* Work to complete
Write each line out exactly, leaving none out.

[Stored items]
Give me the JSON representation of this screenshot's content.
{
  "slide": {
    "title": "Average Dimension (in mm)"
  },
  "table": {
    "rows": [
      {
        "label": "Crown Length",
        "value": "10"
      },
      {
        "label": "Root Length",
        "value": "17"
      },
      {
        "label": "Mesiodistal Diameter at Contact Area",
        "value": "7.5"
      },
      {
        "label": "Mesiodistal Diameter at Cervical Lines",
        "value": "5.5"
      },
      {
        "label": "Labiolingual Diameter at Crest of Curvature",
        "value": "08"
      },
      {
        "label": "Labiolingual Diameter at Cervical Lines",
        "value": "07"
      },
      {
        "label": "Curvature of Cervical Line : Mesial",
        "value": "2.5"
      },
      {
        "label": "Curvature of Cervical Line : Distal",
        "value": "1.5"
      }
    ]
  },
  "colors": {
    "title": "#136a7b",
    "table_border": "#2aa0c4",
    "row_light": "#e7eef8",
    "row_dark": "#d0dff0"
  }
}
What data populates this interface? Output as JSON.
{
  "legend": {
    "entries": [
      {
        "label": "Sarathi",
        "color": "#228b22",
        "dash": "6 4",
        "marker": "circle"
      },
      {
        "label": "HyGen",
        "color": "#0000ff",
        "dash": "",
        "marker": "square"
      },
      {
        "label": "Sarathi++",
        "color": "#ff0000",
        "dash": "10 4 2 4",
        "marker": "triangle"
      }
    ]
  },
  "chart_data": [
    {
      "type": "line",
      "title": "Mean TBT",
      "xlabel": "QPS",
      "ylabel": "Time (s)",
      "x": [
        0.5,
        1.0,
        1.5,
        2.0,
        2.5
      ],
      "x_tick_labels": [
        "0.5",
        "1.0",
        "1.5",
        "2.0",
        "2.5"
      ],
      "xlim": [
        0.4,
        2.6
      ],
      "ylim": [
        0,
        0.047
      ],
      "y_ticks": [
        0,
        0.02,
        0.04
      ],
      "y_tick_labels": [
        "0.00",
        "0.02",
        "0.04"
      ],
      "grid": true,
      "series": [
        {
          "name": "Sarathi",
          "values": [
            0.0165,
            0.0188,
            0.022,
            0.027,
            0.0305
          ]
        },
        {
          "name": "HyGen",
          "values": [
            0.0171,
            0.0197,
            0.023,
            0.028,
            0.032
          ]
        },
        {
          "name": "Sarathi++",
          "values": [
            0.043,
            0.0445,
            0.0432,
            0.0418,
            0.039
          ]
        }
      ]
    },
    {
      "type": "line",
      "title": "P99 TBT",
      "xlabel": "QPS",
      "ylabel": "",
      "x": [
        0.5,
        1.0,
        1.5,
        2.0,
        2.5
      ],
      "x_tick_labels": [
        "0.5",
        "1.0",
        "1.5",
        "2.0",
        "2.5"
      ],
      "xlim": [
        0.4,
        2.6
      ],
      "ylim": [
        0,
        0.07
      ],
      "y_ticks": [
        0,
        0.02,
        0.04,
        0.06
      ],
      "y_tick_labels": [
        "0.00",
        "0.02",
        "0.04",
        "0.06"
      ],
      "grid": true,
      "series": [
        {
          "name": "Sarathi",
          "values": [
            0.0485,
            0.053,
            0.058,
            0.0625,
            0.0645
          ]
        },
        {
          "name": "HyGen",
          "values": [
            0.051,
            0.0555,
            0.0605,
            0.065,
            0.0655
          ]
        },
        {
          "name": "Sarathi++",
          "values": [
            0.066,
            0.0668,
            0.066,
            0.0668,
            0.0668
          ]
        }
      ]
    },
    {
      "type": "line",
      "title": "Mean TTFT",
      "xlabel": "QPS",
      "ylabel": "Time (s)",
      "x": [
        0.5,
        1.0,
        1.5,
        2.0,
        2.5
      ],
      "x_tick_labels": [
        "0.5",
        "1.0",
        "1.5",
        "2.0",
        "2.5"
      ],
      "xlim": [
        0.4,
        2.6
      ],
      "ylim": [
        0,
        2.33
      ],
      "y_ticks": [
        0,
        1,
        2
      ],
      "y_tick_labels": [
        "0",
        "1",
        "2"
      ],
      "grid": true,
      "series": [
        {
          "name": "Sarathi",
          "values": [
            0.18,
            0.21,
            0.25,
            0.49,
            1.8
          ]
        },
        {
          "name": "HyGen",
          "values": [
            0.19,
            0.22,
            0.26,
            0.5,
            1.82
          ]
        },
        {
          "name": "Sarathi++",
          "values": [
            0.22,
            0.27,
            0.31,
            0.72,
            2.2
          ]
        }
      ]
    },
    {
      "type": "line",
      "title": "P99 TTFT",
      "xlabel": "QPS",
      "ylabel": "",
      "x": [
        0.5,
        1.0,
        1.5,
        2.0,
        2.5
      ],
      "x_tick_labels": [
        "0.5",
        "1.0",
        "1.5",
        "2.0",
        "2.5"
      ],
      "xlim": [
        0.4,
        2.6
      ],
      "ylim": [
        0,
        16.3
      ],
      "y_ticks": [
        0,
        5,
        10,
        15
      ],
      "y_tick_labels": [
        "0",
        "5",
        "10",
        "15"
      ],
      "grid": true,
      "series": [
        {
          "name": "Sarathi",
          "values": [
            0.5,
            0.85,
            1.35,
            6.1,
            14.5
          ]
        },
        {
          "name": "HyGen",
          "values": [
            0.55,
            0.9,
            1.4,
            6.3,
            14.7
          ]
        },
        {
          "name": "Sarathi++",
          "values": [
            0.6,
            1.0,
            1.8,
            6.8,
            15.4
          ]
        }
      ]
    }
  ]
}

* Result
Give me the JSON representation of this screenshot's content.
{
  "slide": {
    "title": "Average Dimension (in mm)"
  },
  "table": {
    "rows": [
      {
        "label": "Crown Length",
        "value": "10"
      },
      {
        "label": "Root Length",
        "value": "17"
      },
      {
        "label": "Mesiodistal Diameter at Contact Area",
        "value": "7.5"
      },
      {
        "label": "Mesiodistal Diameter at Cervical Lines",
        "value": "5.5"
      },
      {
        "label": "Labiolingual Diameter at Crest of Curvature",
        "value": "08"
      },
      {
        "label": "Labiolingual Diameter at Cervical Lines",
        "value": "07"
      },
      {
        "label": "Curvature of Cervical Line : Mesial",
        "value": "2.5"
      },
      {
        "label": "Curvature of Cervical Line : Distal",
        "value": "1.5"
      }
    ]
  },
  "colors": {
    "title": "#136a7b",
    "table_border": "#2aa0c4",
    "row_light": "#e7eef8",
    "row_dark": "#d0dff0"
  }
}
What data populates this interface? Output as JSON.
{
  "legend": {
    "entries": [
      {
        "label": "Sarathi",
        "color": "#228b22",
        "dash": "6 4",
        "marker": "circle"
      },
      {
        "label": "HyGen",
        "color": "#0000ff",
        "dash": "",
        "marker": "square"
      },
      {
        "label": "Sarathi++",
        "color": "#ff0000",
        "dash": "10 4 2 4",
        "marker": "triangle"
      }
    ]
  },
  "chart_data": [
    {
      "type": "line",
      "title": "Mean TBT",
      "xlabel": "QPS",
      "ylabel": "Time (s)",
      "x": [
        0.5,
        1.0,
        1.5,
        2.0,
        2.5
      ],
      "x_tick_labels": [
        "0.5",
        "1.0",
        "1.5",
        "2.0",
        "2.5"
      ],
      "xlim": [
        0.4,
        2.6
      ],
      "ylim": [
        0,
        0.047
      ],
      "y_ticks": [
        0,
        0.02,
        0.04
      ],
      "y_tick_labels": [
        "0.00",
        "0.02",
        "0.04"
      ],
      "grid": true,
      "series": [
        {
          "name": "Sarathi",
          "values": [
            0.0165,
            0.0188,
            0.022,
            0.027,
            0.0305
          ]
        },
        {
          "name": "HyGen",
          "values": [
            0.0171,
            0.0197,
            0.023,
            0.028,
            0.032
          ]
        },
        {
          "name": "Sarathi++",
          "values": [
            0.043,
            0.0445,
            0.0432,
            0.0418,
            0.039
          ]
        }
      ]
    },
    {
      "type": "line",
      "title": "P99 TBT",
      "xlabel": "QPS",
      "ylabel": "",
      "x": [
        0.5,
        1.0,
        1.5,
        2.0,
        2.5
      ],
      "x_tick_labels": [
        "0.5",
        "1.0",
        "1.5",
        "2.0",
        "2.5"
      ],
      "xlim": [
        0.4,
        2.6
      ],
      "ylim": [
        0,
        0.07
      ],
      "y_ticks": [
        0,
        0.02,
        0.04,
        0.06
      ],
      "y_tick_labels": [
        "0.00",
        "0.02",
        "0.04",
        "0.06"
      ],
      "grid": true,
      "series": [
        {
          "name": "Sarathi",
          "values": [
            0.0485,
            0.053,
            0.058,
            0.0625,
            0.0645
          ]
        },
        {
          "name": "HyGen",
          "values": [
            0.051,
            0.0555,
            0.0605,
            0.065,
            0.0655
          ]
        },
        {
          "name": "Sarathi++",
          "values": [
            0.066,
            0.0668,
            0.066,
            0.0668,
            0.0668
          ]
        }
      ]
    },
    {
      "type": "line",
      "title": "Mean TTFT",
      "xlabel": "QPS",
      "ylabel": "Time (s)",
      "x": [
        0.5,
        1.0,
        1.5,
        2.0,
        2.5
      ],
      "x_tick_labels": [
        "0.5",
        "1.0",
        "1.5",
        "2.0",
        "2.5"
      ],
      "xlim": [
        0.4,
        2.6
      ],
      "ylim": [
        0,
        2.33
      ],
      "y_ticks": [
        0,
        1,
        2
      ],
      "y_tick_labels": [
        "0",
        "1",
        "2"
      ],
      "grid": true,
      "series": [
        {
          "name": "Sarathi",
          "values": [
            0.18,
            0.21,
            0.25,
            0.49,
            1.8
          ]
        },
        {
          "name": "HyGen",
          "values": [
            0.19,
            0.22,
            0.26,
            0.5,
            1.82
          ]
        },
        {
          "name": "Sarathi++",
          "values": [
            0.22,
            0.27,
            0.31,
            0.72,
            2.2
          ]
        }
      ]
    },
    {
      "type": "line",
      "title": "P99 TTFT",
      "xlabel": "QPS",
      "ylabel": "",
      "x": [
        0.5,
        1.0,
        1.5,
        2.0,
        2.5
      ],
      "x_tick_labels": [
        "0.5",
        "1.0",
        "1.5",
        "2.0",
        "2.5"
      ],
      "xlim": [
        0.4,
        2.6
      ],
      "ylim": [
        0,
        16.3
      ],
      "y_ticks": [
        0,
        5,
        10,
        15
      ],
      "y_tick_labels": [
        "0",
        "5",
        "10",
        "15"
      ],
      "grid": true,
      "series": [
        {
          "name": "Sarathi",
          "values": [
            0.5,
            0.85,
            1.35,
            6.1,
            14.5
          ]
        },
        {
          "name": "HyGen",
          "values": [
            0.55,
            0.9,
            1.4,
            6.3,
            14.7
          ]
        },
        {
          "name": "Sarathi++",
          "values": [
            0.6,
            1.0,
            1.8,
            6.8,
            15.4
          ]
        }
      ]
    }
  ]
}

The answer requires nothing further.